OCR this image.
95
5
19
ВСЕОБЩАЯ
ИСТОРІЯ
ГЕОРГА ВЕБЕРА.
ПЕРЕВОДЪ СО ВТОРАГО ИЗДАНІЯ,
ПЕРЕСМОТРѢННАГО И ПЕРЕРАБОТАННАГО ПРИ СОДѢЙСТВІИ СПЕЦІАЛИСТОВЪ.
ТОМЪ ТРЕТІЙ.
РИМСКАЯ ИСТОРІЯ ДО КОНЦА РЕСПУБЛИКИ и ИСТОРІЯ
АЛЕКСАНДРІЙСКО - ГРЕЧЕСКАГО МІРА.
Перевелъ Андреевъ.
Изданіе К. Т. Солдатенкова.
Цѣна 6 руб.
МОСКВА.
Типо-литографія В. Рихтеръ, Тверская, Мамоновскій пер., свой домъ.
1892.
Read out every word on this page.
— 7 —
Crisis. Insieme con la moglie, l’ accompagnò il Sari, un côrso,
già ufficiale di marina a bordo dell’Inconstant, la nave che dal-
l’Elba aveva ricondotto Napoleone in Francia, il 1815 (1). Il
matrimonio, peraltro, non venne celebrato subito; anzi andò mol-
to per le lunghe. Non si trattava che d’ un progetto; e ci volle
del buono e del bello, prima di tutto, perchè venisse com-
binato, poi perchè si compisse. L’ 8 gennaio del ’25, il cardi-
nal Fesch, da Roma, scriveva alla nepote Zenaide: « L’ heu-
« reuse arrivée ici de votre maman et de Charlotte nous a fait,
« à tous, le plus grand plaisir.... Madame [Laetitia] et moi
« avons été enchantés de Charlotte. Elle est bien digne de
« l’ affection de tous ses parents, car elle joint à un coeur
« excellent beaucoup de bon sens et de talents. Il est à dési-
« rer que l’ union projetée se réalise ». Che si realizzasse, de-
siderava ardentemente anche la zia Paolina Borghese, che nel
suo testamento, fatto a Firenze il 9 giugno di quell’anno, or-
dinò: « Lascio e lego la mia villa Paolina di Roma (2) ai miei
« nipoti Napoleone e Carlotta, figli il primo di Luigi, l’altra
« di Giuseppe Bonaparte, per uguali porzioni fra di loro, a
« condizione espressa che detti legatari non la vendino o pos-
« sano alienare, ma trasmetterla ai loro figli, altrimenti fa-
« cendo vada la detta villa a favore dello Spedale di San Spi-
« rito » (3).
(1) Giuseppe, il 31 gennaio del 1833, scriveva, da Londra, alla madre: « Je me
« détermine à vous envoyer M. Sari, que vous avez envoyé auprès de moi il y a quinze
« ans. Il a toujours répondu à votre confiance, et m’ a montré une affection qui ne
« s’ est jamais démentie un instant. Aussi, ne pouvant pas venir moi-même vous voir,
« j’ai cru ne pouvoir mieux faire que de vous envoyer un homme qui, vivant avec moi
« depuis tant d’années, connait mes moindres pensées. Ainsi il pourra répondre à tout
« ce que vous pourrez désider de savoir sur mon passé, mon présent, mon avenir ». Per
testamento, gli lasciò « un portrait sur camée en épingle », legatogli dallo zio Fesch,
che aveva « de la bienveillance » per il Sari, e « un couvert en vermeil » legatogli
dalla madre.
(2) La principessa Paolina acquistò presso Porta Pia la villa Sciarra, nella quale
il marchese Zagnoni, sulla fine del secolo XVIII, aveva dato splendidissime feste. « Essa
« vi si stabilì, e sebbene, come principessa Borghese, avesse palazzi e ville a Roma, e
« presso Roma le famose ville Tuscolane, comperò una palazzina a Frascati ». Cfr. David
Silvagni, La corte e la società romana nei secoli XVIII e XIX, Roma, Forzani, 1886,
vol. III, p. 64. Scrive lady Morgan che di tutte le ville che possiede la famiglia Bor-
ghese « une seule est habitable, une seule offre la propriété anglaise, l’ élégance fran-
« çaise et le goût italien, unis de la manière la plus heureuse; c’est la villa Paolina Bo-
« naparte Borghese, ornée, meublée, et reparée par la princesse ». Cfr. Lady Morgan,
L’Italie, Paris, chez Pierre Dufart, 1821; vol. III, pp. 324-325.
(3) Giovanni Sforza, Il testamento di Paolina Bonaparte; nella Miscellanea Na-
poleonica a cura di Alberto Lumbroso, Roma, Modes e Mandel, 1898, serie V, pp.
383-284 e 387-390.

----

## Short exercise
Restate each of the entries above verbatim.

## Output of the exercise
OCR this image.
95
5
19
ВСЕОБЩАЯ
ИСТОРІЯ
ГЕОРГА ВЕБЕРА.
ПЕРЕВОДЪ СО ВТОРАГО ИЗДАНІЯ,
ПЕРЕСМОТРѢННАГО И ПЕРЕРАБОТАННАГО ПРИ СОДѢЙСТВІИ СПЕЦІАЛИСТОВЪ.
ТОМЪ ТРЕТІЙ.
РИМСКАЯ ИСТОРІЯ ДО КОНЦА РЕСПУБЛИКИ и ИСТОРІЯ
АЛЕКСАНДРІЙСКО - ГРЕЧЕСКАГО МІРА.
Перевелъ Андреевъ.
Изданіе К. Т. Солдатенкова.
Цѣна 6 руб.
МОСКВА.
Типо-литографія В. Рихтеръ, Тверская, Мамоновскій пер., свой домъ.
1892.
Read out every word on this page.
— 7 —
Crisis. Insieme con la moglie, l’ accompagnò il Sari, un côrso,
già ufficiale di marina a bordo dell’Inconstant, la nave che dal-
l’Elba aveva ricondotto Napoleone in Francia, il 1815 (1). Il
matrimonio, peraltro, non venne celebrato subito; anzi andò mol-
to per le lunghe. Non si trattava che d’ un progetto; e ci volle
del buono e del bello, prima di tutto, perchè venisse com-
binato, poi perchè si compisse. L’ 8 gennaio del ’25, il cardi-
nal Fesch, da Roma, scriveva alla nepote Zenaide: « L’ heu-
« reuse arrivée ici de votre maman et de Charlotte nous a fait,
« à tous, le plus grand plaisir.... Madame [Laetitia] et moi
« avons été enchantés de Charlotte. Elle est bien digne de
« l’ affection de tous ses parents, car elle joint à un coeur
« excellent beaucoup de bon sens et de talents. Il est à dési-
« rer que l’ union projetée se réalise ». Che si realizzasse, de-
siderava ardentemente anche la zia Paolina Borghese, che nel
suo testamento, fatto a Firenze il 9 giugno di quell’anno, or-
dinò: « Lascio e lego la mia villa Paolina di Roma (2) ai miei
« nipoti Napoleone e Carlotta, figli il primo di Luigi, l’altra
« di Giuseppe Bonaparte, per uguali porzioni fra di loro, a
« condizione espressa che detti legatari non la vendino o pos-
« sano alienare, ma trasmetterla ai loro figli, altrimenti fa-
« cendo vada la detta villa a favore dello Spedale di San Spi-
« rito » (3).
(1) Giuseppe, il 31 gennaio del 1833, scriveva, da Londra, alla madre: « Je me
« détermine à vous envoyer M. Sari, que vous avez envoyé auprès de moi il y a quinze
« ans. Il a toujours répondu à votre confiance, et m’ a montré une affection qui ne
« s’ est jamais démentie un instant. Aussi, ne pouvant pas venir moi-même vous voir,
« j’ai cru ne pouvoir mieux faire que de vous envoyer un homme qui, vivant avec moi
« depuis tant d’années, connait mes moindres pensées. Ainsi il pourra répondre à tout
« ce que vous pourrez désider de savoir sur mon passé, mon présent, mon avenir ». Per
testamento, gli lasciò « un portrait sur camée en épingle », legatogli dallo zio Fesch,
che aveva « de la bienveillance » per il Sari, e « un couvert en vermeil » legatogli
dalla madre.
(2) La principessa Paolina acquistò presso Porta Pia la villa Sciarra, nella quale
il marchese Zagnoni, sulla fine del secolo XVIII, aveva dato splendidissime feste. « Essa
« vi si stabilì, e sebbene, come principessa Borghese, avesse palazzi e ville a Roma, e
« presso Roma le famose ville Tuscolane, comperò una palazzina a Frascati ». Cfr. David
Silvagni, La corte e la società romana nei secoli XVIII e XIX, Roma, Forzani, 1886,
vol. III, p. 64. Scrive lady Morgan che di tutte le ville che possiede la famiglia Bor-
ghese « une seule est habitable, une seule offre la propriété anglaise, l’ élégance fran-
« çaise et le goût italien, unis de la manière la plus heureuse; c’est la villa Paolina Bo-
« naparte Borghese, ornée, meublée, et reparée par la princesse ». Cfr. Lady Morgan,
L’Italie, Paris, chez Pierre Dufart, 1821; vol. III, pp. 324-325.
(3) Giovanni Sforza, Il testamento di Paolina Bonaparte; nella Miscellanea Na-
poleonica a cura di Alberto Lumbroso, Roma, Modes e Mandel, 1898, serie V, pp.
383-284 e 387-390.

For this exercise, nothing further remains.